[Recorded data]
_____

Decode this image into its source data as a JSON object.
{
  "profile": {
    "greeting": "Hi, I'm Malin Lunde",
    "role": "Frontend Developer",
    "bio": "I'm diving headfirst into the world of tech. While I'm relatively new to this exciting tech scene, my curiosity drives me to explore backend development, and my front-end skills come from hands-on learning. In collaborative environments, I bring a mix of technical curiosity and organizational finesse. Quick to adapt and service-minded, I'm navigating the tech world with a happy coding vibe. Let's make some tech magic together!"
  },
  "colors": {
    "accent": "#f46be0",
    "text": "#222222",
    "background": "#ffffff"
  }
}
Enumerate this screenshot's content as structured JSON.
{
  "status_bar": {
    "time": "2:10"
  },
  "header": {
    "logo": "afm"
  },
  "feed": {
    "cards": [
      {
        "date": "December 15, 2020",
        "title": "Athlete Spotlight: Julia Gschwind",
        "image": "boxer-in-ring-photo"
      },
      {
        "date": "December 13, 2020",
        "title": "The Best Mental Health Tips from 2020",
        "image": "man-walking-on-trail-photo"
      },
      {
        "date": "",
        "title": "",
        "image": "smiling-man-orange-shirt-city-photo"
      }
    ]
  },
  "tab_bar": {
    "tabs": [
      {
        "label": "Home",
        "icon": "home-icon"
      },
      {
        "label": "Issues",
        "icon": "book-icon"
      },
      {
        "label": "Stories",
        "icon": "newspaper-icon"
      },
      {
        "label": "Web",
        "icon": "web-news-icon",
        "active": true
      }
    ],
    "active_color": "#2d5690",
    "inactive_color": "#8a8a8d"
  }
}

_____

**Work to be completed**
The records above need to be transcribed in full. Keep every character unchanged.

**Solved problem**
Decode this image into its source data as a JSON object.
{
  "profile": {
    "greeting": "Hi, I'm Malin Lunde",
    "role": "Frontend Developer",
    "bio": "I'm diving headfirst into the world of tech. While I'm relatively new to this exciting tech scene, my curiosity drives me to explore backend development, and my front-end skills come from hands-on learning. In collaborative environments, I bring a mix of technical curiosity and organizational finesse. Quick to adapt and service-minded, I'm navigating the tech world with a happy coding vibe. Let's make some tech magic together!"
  },
  "colors": {
    "accent": "#f46be0",
    "text": "#222222",
    "background": "#ffffff"
  }
}
Enumerate this screenshot's content as structured JSON.
{
  "status_bar": {
    "time": "2:10"
  },
  "header": {
    "logo": "afm"
  },
  "feed": {
    "cards": [
      {
        "date": "December 15, 2020",
        "title": "Athlete Spotlight: Julia Gschwind",
        "image": "boxer-in-ring-photo"
      },
      {
        "date": "December 13, 2020",
        "title": "The Best Mental Health Tips from 2020",
        "image": "man-walking-on-trail-photo"
      },
      {
        "date": "",
        "title": "",
        "image": "smiling-man-orange-shirt-city-photo"
      }
    ]
  },
  "tab_bar": {
    "tabs": [
      {
        "label": "Home",
        "icon": "home-icon"
      },
      {
        "label": "Issues",
        "icon": "book-icon"
      },
      {
        "label": "Stories",
        "icon": "newspaper-icon"
      },
      {
        "label": "Web",
        "icon": "web-news-icon",
        "active": true
      }
    ],
    "active_color": "#2d5690",
    "inactive_color": "#8a8a8d"
  }
}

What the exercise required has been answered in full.